The records should be repeated word for word, pictures excluded.

──────────

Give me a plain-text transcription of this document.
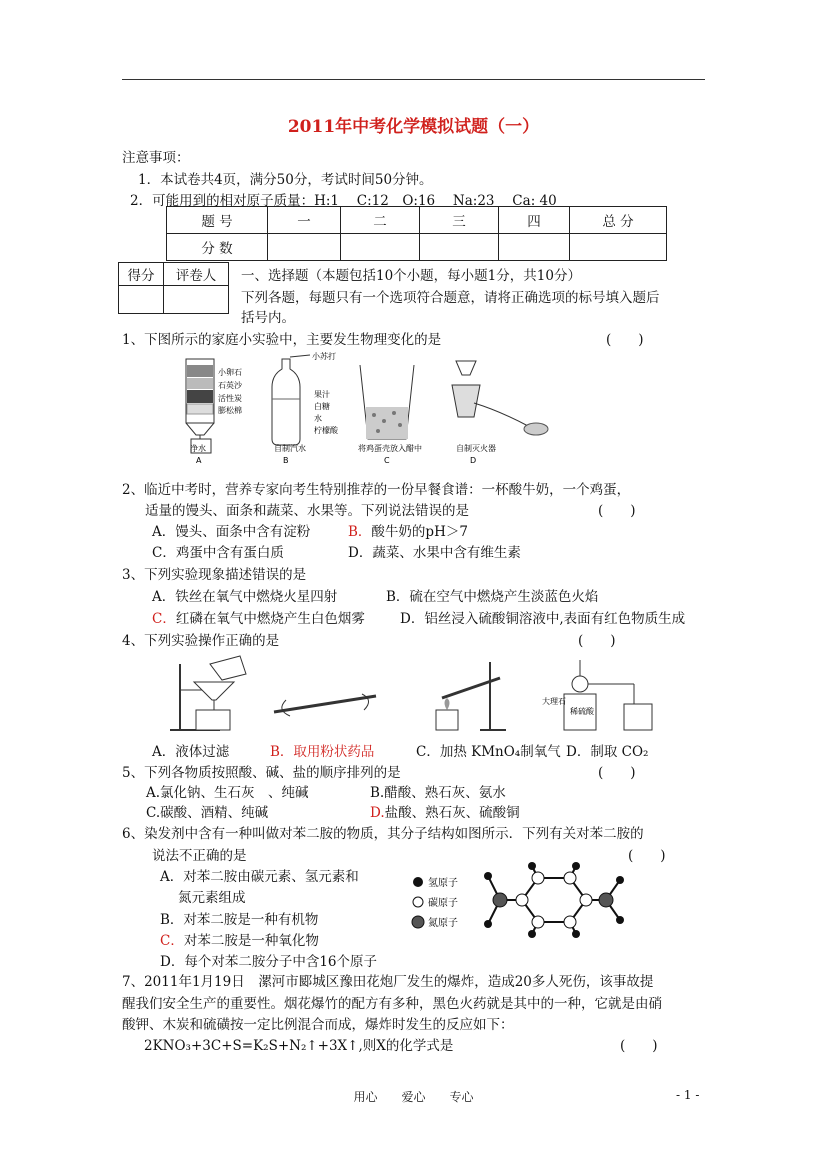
2011年中考化学模拟试题（一）
注意事项：
1．本试卷共4页，满分50分，考试时间50分钟。
2．可能用到的相对原子质量：H:1　 C:12　O:16　 Na:23　 Ca: 40
题 号	一	二	三	四	总 分
分 数					
得分	评卷人
	一、选择题（本题包括10个小题，每小题1分，共10分）
下列各题，每题只有一个选项符合题意，请将正确选项的标号填入题后
括号内。
1、下图所示的家庭小实验中，主要发生物理变化的是	(　　)
小卵石
石英沙
活性炭
膨松棉
净水
A
小苏打
果汁
白糖
水
柠檬酸
自制汽水
B
将鸡蛋壳放入醋中
C
自制灭火器
D
2、临近中考时，营养专家向考生特别推荐的一份早餐食谱：一杯酸牛奶，一个鸡蛋，
适量的馒头、面条和蔬菜、水果等。下列说法错误的是	(　　)
A．馒头、面条中含有淀粉	B．酸牛奶的pH＞7
C．鸡蛋中含有蛋白质	D．蔬菜、水果中含有维生素
3、下列实验现象描述错误的是
A．铁丝在氧气中燃烧火星四射	B．硫在空气中燃烧产生淡蓝色火焰
C．红磷在氧气中燃烧产生白色烟雾	D．铝丝浸入硫酸铜溶液中,表面有红色物质生成
4、下列实验操作正确的是	(　　)
大理石
稀硫酸
A．液体过滤	B．取用粉状药品	C．加热 KMnO₄制氧气 D．制取 CO₂
5、下列各物质按照酸、碱、盐的顺序排列的是	(　　)
A.氯化钠、生石灰　、纯碱	B.醋酸、熟石灰、氨水
C.碳酸、酒精、纯碱	D.盐酸、熟石灰、硫酸铜
6、染发剂中含有一种叫做对苯二胺的物质，其分子结构如图所示．下列有关对苯二胺的
说法不正确的是	(　　)
A．对苯二胺由碳元素、氢元素和
氮元素组成
B．对苯二胺是一种有机物
C．对苯二胺是一种氧化物
D．每个对苯二胺分子中含16个原子
氢原子
碳原子
氮原子
7、2011年1月19日　漯河市郾城区豫田花炮厂发生的爆炸，造成20多人死伤，该事故提
醒我们安全生产的重要性。烟花爆竹的配方有多种，黑色火药就是其中的一种，它就是由硝
酸钾、木炭和硫磺按一定比例混合而成，爆炸时发生的反应如下：
2KNO₃+3C+S=K₂S+N₂↑+3X↑,则X的化学式是	(　　)
用心　　爱心　　专心	- 1 -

──────────

▶ [RESULT OF THE TASK]:
Give me a plain-text transcription of this document.
2011年中考化学模拟试题（一）
注意事项：
1．本试卷共4页，满分50分，考试时间50分钟。
2．可能用到的相对原子质量：H:1　 C:12　O:16　 Na:23　 Ca: 40
题 号	一	二	三	四	总 分
分 数					
得分	评卷人
	一、选择题（本题包括10个小题，每小题1分，共10分）
下列各题，每题只有一个选项符合题意，请将正确选项的标号填入题后
括号内。
1、下图所示的家庭小实验中，主要发生物理变化的是	(　　)
小卵石
石英沙
活性炭
膨松棉
净水
A
小苏打
果汁
白糖
水
柠檬酸
自制汽水
B
将鸡蛋壳放入醋中
C
自制灭火器
D
2、临近中考时，营养专家向考生特别推荐的一份早餐食谱：一杯酸牛奶，一个鸡蛋，
适量的馒头、面条和蔬菜、水果等。下列说法错误的是	(　　)
A．馒头、面条中含有淀粉	B．酸牛奶的pH＞7
C．鸡蛋中含有蛋白质	D．蔬菜、水果中含有维生素
3、下列实验现象描述错误的是
A．铁丝在氧气中燃烧火星四射	B．硫在空气中燃烧产生淡蓝色火焰
C．红磷在氧气中燃烧产生白色烟雾	D．铝丝浸入硫酸铜溶液中,表面有红色物质生成
4、下列实验操作正确的是	(　　)
大理石
稀硫酸
A．液体过滤	B．取用粉状药品	C．加热 KMnO₄制氧气 D．制取 CO₂
5、下列各物质按照酸、碱、盐的顺序排列的是	(　　)
A.氯化钠、生石灰　、纯碱	B.醋酸、熟石灰、氨水
C.碳酸、酒精、纯碱	D.盐酸、熟石灰、硫酸铜
6、染发剂中含有一种叫做对苯二胺的物质，其分子结构如图所示．下列有关对苯二胺的
说法不正确的是	(　　)
A．对苯二胺由碳元素、氢元素和
氮元素组成
B．对苯二胺是一种有机物
C．对苯二胺是一种氧化物
D．每个对苯二胺分子中含16个原子
氢原子
碳原子
氮原子
7、2011年1月19日　漯河市郾城区豫田花炮厂发生的爆炸，造成20多人死伤，该事故提
醒我们安全生产的重要性。烟花爆竹的配方有多种，黑色火药就是其中的一种，它就是由硝
酸钾、木炭和硫磺按一定比例混合而成，爆炸时发生的反应如下：
2KNO₃+3C+S=K₂S+N₂↑+3X↑,则X的化学式是	(　　)
用心　　爱心　　专心	- 1 -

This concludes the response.